- Problem description:
Below are records. Copy every line with "screenshot" in it.

- Dataset content:
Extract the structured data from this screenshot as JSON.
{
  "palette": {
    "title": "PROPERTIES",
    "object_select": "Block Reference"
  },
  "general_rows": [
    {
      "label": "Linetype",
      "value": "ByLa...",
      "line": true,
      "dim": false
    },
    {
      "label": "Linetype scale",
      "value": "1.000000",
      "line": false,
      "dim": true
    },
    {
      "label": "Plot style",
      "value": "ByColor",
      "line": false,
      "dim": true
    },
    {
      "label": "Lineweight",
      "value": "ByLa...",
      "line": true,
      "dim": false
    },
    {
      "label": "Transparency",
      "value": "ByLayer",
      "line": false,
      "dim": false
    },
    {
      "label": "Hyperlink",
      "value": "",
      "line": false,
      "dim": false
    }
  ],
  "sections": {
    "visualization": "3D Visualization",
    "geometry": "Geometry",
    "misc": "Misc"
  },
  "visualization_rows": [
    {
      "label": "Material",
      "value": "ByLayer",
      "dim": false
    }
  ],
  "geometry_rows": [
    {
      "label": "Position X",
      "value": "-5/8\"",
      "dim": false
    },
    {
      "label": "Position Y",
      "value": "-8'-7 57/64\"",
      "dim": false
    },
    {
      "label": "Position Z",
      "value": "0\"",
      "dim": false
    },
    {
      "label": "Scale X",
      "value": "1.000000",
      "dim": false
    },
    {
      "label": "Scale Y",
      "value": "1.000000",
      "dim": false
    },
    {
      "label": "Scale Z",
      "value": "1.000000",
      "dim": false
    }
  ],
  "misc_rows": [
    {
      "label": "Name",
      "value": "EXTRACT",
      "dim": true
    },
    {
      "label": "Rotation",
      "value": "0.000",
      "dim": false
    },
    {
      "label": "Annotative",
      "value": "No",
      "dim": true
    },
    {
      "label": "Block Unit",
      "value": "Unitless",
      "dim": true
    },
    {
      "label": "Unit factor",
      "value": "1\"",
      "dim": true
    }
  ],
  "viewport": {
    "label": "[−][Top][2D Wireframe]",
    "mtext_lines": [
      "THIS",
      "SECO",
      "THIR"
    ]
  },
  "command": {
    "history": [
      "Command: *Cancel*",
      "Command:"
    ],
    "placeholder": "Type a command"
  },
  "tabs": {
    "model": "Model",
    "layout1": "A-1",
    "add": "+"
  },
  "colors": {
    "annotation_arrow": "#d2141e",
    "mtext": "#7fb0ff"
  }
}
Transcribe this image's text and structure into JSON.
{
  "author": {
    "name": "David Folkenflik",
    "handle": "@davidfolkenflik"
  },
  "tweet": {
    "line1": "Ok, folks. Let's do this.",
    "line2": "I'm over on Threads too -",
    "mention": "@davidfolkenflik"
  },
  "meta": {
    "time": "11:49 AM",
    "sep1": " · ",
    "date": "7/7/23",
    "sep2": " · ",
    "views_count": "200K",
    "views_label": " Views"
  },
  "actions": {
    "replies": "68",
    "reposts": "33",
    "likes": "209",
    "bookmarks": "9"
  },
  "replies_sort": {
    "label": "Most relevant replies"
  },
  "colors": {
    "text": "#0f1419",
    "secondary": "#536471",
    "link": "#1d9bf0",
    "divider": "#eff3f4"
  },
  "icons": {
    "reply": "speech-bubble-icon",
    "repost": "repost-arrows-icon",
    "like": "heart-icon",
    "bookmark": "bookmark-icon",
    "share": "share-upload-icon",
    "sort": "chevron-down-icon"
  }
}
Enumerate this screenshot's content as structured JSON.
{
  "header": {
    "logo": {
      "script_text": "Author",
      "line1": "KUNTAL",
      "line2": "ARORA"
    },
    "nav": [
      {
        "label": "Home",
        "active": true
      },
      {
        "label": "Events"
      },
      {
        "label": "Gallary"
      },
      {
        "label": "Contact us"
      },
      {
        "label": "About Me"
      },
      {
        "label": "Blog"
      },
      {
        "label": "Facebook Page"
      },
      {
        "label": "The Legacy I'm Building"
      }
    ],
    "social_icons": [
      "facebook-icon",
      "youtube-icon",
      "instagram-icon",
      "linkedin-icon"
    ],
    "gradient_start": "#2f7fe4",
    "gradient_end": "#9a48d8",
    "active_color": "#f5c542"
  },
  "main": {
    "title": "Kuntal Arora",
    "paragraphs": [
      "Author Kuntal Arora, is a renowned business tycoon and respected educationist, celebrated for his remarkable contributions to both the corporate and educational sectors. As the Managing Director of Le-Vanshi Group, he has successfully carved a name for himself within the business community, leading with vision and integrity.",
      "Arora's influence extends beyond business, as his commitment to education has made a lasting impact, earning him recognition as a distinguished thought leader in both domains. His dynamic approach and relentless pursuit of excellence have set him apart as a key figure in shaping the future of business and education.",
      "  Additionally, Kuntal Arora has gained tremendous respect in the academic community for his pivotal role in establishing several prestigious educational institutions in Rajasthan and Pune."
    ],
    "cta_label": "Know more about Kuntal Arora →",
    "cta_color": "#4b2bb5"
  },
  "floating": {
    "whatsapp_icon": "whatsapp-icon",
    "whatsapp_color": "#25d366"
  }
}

- Response to the exercise:
Extract the structured data from this screenshot as JSON.
Enumerate this screenshot's content as structured JSON.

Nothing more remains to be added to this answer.